What is asked: Repeat every record below exactly as it appears.

BEGIN Dataset

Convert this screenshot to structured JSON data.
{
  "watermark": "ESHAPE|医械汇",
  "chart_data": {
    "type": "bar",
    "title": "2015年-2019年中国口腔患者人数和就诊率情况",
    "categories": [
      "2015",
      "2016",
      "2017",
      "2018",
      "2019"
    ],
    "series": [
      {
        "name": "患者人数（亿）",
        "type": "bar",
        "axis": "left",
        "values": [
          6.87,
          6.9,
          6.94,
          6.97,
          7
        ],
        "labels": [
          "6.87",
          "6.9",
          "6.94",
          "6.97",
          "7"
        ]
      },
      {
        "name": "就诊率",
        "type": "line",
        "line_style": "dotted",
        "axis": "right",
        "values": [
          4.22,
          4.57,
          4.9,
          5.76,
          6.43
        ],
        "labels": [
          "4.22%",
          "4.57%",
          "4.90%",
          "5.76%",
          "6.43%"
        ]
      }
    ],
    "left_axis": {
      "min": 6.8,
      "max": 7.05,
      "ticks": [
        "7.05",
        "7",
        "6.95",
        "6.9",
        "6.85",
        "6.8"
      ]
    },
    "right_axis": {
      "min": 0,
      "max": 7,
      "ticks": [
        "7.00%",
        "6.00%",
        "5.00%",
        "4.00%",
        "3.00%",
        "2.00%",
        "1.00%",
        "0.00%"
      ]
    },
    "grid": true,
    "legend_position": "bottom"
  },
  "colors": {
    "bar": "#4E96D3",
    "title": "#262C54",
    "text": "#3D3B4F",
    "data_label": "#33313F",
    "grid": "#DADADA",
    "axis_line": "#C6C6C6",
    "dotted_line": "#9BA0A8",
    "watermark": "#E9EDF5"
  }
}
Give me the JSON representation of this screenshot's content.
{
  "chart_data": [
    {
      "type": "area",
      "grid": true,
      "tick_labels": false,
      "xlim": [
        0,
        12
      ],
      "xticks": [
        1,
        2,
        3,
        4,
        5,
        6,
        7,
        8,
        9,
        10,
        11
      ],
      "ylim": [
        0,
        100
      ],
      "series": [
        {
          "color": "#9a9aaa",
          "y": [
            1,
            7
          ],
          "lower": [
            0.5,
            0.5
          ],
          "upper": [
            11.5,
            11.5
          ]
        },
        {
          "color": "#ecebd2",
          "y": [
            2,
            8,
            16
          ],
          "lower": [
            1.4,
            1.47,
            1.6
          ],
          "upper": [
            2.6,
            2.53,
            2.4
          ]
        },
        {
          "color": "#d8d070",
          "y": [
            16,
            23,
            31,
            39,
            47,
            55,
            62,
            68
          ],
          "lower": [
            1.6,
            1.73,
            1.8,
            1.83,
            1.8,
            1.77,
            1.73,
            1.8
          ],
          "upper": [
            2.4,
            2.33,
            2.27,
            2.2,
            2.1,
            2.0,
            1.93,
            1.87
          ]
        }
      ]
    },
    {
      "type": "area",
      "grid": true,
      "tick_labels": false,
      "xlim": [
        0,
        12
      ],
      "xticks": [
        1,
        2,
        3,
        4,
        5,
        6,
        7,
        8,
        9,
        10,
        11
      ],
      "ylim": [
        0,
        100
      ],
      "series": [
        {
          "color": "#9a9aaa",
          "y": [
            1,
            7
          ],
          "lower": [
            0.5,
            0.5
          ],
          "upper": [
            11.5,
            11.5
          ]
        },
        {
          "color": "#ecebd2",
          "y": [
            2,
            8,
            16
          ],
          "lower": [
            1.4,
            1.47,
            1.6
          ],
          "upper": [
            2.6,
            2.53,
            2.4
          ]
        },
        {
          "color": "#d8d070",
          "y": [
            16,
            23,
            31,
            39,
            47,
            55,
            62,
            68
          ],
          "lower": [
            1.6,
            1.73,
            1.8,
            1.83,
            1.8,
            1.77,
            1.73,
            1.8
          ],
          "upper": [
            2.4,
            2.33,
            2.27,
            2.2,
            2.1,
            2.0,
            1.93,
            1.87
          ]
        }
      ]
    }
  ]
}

END Dataset

Expected answer:
Convert this screenshot to structured JSON data.
{
  "watermark": "ESHAPE|医械汇",
  "chart_data": {
    "type": "bar",
    "title": "2015年-2019年中国口腔患者人数和就诊率情况",
    "categories": [
      "2015",
      "2016",
      "2017",
      "2018",
      "2019"
    ],
    "series": [
      {
        "name": "患者人数（亿）",
        "type": "bar",
        "axis": "left",
        "values": [
          6.87,
          6.9,
          6.94,
          6.97,
          7
        ],
        "labels": [
          "6.87",
          "6.9",
          "6.94",
          "6.97",
          "7"
        ]
      },
      {
        "name": "就诊率",
        "type": "line",
        "line_style": "dotted",
        "axis": "right",
        "values": [
          4.22,
          4.57,
          4.9,
          5.76,
          6.43
        ],
        "labels": [
          "4.22%",
          "4.57%",
          "4.90%",
          "5.76%",
          "6.43%"
        ]
      }
    ],
    "left_axis": {
      "min": 6.8,
      "max": 7.05,
      "ticks": [
        "7.05",
        "7",
        "6.95",
        "6.9",
        "6.85",
        "6.8"
      ]
    },
    "right_axis": {
      "min": 0,
      "max": 7,
      "ticks": [
        "7.00%",
        "6.00%",
        "5.00%",
        "4.00%",
        "3.00%",
        "2.00%",
        "1.00%",
        "0.00%"
      ]
    },
    "grid": true,
    "legend_position": "bottom"
  },
  "colors": {
    "bar": "#4E96D3",
    "title": "#262C54",
    "text": "#3D3B4F",
    "data_label": "#33313F",
    "grid": "#DADADA",
    "axis_line": "#C6C6C6",
    "dotted_line": "#9BA0A8",
    "watermark": "#E9EDF5"
  }
}
Give me the JSON representation of this screenshot's content.
{
  "chart_data": [
    {
      "type": "area",
      "grid": true,
      "tick_labels": false,
      "xlim": [
        0,
        12
      ],
      "xticks": [
        1,
        2,
        3,
        4,
        5,
        6,
        7,
        8,
        9,
        10,
        11
      ],
      "ylim": [
        0,
        100
      ],
      "series": [
        {
          "color": "#9a9aaa",
          "y": [
            1,
            7
          ],
          "lower": [
            0.5,
            0.5
          ],
          "upper": [
            11.5,
            11.5
          ]
        },
        {
          "color": "#ecebd2",
          "y": [
            2,
            8,
            16
          ],
          "lower": [
            1.4,
            1.47,
            1.6
          ],
          "upper": [
            2.6,
            2.53,
            2.4
          ]
        },
        {
          "color": "#d8d070",
          "y": [
            16,
            23,
            31,
            39,
            47,
            55,
            62,
            68
          ],
          "lower": [
            1.6,
            1.73,
            1.8,
            1.83,
            1.8,
            1.77,
            1.73,
            1.8
          ],
          "upper": [
            2.4,
            2.33,
            2.27,
            2.2,
            2.1,
            2.0,
            1.93,
            1.87
          ]
        }
      ]
    },
    {
      "type": "area",
      "grid": true,
      "tick_labels": false,
      "xlim": [
        0,
        12
      ],
      "xticks": [
        1,
        2,
        3,
        4,
        5,
        6,
        7,
        8,
        9,
        10,
        11
      ],
      "ylim": [
        0,
        100
      ],
      "series": [
        {
          "color": "#9a9aaa",
          "y": [
            1,
            7
          ],
          "lower": [
            0.5,
            0.5
          ],
          "upper": [
            11.5,
            11.5
          ]
        },
        {
          "color": "#ecebd2",
          "y": [
            2,
            8,
            16
          ],
          "lower": [
            1.4,
            1.47,
            1.6
          ],
          "upper": [
            2.6,
            2.53,
            2.4
          ]
        },
        {
          "color": "#d8d070",
          "y": [
            16,
            23,
            31,
            39,
            47,
            55,
            62,
            68
          ],
          "lower": [
            1.6,
            1.73,
            1.8,
            1.83,
            1.8,
            1.77,
            1.73,
            1.8
          ],
          "upper": [
            2.4,
            2.33,
            2.27,
            2.2,
            2.1,
            2.0,
            1.93,
            1.87
          ]
        }
      ]
    }
  ]
}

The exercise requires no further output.